'''

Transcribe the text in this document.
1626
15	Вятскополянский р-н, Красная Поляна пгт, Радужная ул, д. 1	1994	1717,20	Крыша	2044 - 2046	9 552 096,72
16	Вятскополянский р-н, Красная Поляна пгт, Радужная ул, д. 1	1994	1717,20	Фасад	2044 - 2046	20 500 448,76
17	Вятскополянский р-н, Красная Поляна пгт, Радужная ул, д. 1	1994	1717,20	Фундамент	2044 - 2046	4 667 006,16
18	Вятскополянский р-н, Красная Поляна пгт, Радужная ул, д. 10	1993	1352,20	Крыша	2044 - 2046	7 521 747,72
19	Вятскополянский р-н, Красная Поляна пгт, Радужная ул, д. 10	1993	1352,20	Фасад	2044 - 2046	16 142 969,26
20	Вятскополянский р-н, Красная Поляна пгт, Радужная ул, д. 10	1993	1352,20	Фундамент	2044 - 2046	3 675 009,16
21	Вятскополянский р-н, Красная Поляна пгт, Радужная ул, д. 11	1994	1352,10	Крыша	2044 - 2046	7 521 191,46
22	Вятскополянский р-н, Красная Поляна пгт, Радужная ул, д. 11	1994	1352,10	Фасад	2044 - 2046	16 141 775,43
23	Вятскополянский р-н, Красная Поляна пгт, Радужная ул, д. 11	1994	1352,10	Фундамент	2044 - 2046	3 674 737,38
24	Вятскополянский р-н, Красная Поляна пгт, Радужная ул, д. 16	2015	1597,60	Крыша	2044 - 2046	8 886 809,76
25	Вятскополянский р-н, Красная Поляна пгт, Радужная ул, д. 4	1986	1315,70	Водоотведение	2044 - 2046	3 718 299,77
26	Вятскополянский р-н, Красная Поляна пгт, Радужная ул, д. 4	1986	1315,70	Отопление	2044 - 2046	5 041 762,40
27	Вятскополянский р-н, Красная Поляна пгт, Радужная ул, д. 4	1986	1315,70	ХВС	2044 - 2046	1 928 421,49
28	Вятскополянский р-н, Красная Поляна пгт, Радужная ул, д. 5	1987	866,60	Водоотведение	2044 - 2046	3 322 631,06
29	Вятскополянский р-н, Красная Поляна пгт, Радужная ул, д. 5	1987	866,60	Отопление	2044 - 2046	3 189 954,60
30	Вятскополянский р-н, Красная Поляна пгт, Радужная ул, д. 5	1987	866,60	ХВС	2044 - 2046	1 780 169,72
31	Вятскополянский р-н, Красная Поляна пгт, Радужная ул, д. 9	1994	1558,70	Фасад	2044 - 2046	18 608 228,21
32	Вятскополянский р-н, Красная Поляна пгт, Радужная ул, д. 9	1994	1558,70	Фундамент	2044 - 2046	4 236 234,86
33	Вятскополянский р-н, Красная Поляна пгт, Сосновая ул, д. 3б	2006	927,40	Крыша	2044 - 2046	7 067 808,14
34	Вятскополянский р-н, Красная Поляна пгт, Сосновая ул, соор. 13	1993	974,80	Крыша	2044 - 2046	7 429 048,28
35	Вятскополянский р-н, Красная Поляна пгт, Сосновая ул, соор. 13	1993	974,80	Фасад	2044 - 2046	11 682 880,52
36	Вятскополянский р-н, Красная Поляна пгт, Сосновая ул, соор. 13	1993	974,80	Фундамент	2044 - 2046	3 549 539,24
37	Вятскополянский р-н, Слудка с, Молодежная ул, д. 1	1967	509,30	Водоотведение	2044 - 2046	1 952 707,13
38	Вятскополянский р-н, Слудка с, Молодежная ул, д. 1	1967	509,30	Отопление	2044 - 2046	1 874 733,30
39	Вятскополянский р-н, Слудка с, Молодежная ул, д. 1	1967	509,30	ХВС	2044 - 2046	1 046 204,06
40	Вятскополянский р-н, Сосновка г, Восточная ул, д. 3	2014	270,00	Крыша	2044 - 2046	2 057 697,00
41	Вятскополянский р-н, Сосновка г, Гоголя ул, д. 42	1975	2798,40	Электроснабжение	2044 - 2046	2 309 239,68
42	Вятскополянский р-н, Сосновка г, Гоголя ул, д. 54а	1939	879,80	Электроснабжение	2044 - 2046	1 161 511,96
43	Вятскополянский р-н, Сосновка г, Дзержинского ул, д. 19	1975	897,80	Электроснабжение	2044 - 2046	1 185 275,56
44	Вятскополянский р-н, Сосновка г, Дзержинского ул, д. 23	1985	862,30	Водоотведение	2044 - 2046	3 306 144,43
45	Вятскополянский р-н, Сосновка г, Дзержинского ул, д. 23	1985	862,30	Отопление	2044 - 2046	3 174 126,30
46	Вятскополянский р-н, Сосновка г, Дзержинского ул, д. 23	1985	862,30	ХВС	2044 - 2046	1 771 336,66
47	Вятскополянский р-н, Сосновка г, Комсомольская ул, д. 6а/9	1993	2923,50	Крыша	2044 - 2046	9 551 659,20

'''

• Problem statement: Pull out every line holding "Фасад" from the records above, and copy it.

• Output of the exercise:
16	Вятскополянский р-н, Красная Поляна пгт, Радужная ул, д. 1	1994	1717,20	Фасад	2044 - 2046	20 500 448,76
19	Вятскополянский р-н, Красная Поляна пгт, Радужная ул, д. 10	1993	1352,20	Фасад	2044 - 2046	16 142 969,26
22	Вятскополянский р-н, Красная Поляна пгт, Радужная ул, д. 11	1994	1352,10	Фасад	2044 - 2046	16 141 775,43
31	Вятскополянский р-н, Красная Поляна пгт, Радужная ул, д. 9	1994	1558,70	Фасад	2044 - 2046	18 608 228,21
35	Вятскополянский р-н, Красная Поляна пгт, Сосновая ул, соор. 13	1993	974,80	Фасад	2044 - 2046	11 682 880,52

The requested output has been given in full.